[Start of SUPPLIED MATERIAL]
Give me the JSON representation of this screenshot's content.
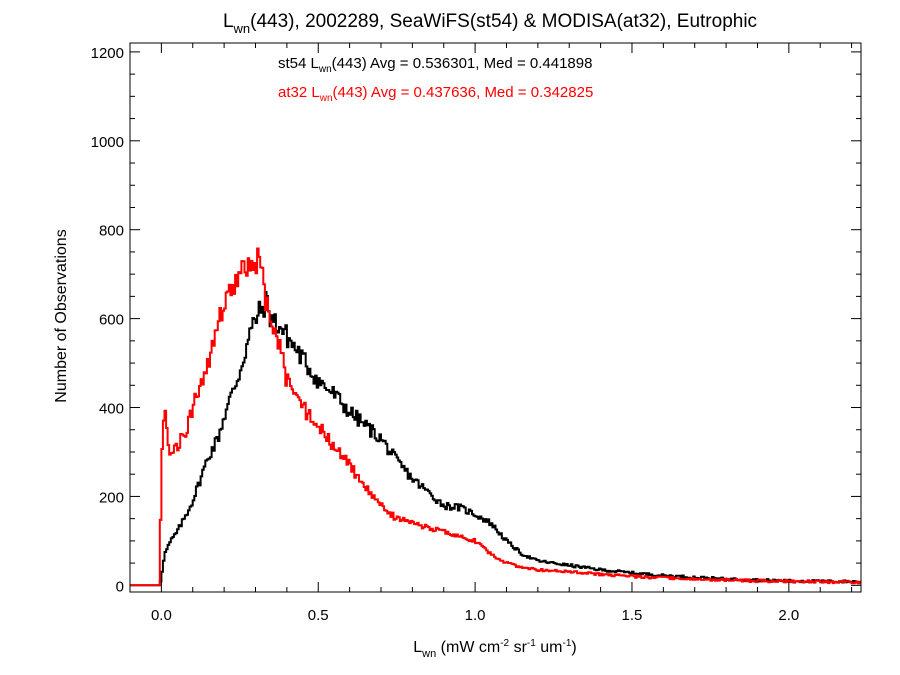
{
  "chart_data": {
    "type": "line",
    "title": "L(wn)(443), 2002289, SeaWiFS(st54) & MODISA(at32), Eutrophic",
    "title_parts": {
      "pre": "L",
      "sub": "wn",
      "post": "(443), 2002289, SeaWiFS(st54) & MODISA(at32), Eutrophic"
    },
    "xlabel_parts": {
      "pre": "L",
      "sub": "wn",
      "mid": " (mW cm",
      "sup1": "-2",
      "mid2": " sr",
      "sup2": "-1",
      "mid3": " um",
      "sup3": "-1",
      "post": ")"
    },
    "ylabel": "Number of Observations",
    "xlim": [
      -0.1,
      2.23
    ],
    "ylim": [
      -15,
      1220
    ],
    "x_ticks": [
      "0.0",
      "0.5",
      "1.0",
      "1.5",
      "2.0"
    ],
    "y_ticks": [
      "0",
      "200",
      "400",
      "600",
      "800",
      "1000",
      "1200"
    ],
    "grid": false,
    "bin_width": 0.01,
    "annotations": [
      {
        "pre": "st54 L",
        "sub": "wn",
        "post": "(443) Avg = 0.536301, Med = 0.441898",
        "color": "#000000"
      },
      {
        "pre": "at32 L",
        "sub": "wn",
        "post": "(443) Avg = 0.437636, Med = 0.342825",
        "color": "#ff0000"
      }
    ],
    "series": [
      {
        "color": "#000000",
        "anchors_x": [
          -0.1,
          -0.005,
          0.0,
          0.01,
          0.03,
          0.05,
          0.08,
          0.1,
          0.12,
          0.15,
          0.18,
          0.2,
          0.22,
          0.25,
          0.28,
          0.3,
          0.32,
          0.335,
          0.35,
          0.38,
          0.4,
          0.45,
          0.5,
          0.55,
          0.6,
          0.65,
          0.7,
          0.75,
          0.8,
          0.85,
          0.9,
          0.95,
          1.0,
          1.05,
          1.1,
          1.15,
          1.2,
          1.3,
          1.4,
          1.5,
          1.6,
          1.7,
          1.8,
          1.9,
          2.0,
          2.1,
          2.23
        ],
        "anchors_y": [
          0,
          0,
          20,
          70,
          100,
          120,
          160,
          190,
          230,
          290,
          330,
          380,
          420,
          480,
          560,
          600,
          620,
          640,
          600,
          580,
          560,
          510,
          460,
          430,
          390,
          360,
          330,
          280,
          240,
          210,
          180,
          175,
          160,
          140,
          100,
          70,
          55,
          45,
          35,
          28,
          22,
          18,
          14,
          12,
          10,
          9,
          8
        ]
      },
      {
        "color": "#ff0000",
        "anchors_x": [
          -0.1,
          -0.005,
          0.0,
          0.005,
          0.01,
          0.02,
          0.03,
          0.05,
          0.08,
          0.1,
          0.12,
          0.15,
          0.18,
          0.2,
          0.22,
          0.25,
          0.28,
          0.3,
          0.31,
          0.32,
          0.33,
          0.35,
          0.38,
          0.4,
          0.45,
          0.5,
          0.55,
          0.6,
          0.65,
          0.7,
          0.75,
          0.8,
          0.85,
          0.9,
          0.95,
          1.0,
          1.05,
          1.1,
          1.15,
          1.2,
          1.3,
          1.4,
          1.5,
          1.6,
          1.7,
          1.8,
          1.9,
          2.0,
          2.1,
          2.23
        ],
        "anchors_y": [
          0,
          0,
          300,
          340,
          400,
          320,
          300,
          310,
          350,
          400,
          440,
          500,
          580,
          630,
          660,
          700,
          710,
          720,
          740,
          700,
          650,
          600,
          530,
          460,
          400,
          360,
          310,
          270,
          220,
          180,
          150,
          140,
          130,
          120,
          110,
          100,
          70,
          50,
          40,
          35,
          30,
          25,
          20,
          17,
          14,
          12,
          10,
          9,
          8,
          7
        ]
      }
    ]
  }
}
[End of SUPPLIED MATERIAL]
REQUEST: Select every line in the records above that contains the word "post".

FULL ANSWER:
      "post": "(443), 2002289, SeaWiFS(st54) & MODISA(at32), Eutrophic"
      "post": ")"
        "post": "(443) Avg = 0.536301, Med = 0.441898",
        "post": "(443) Avg = 0.437636, Med = 0.342825",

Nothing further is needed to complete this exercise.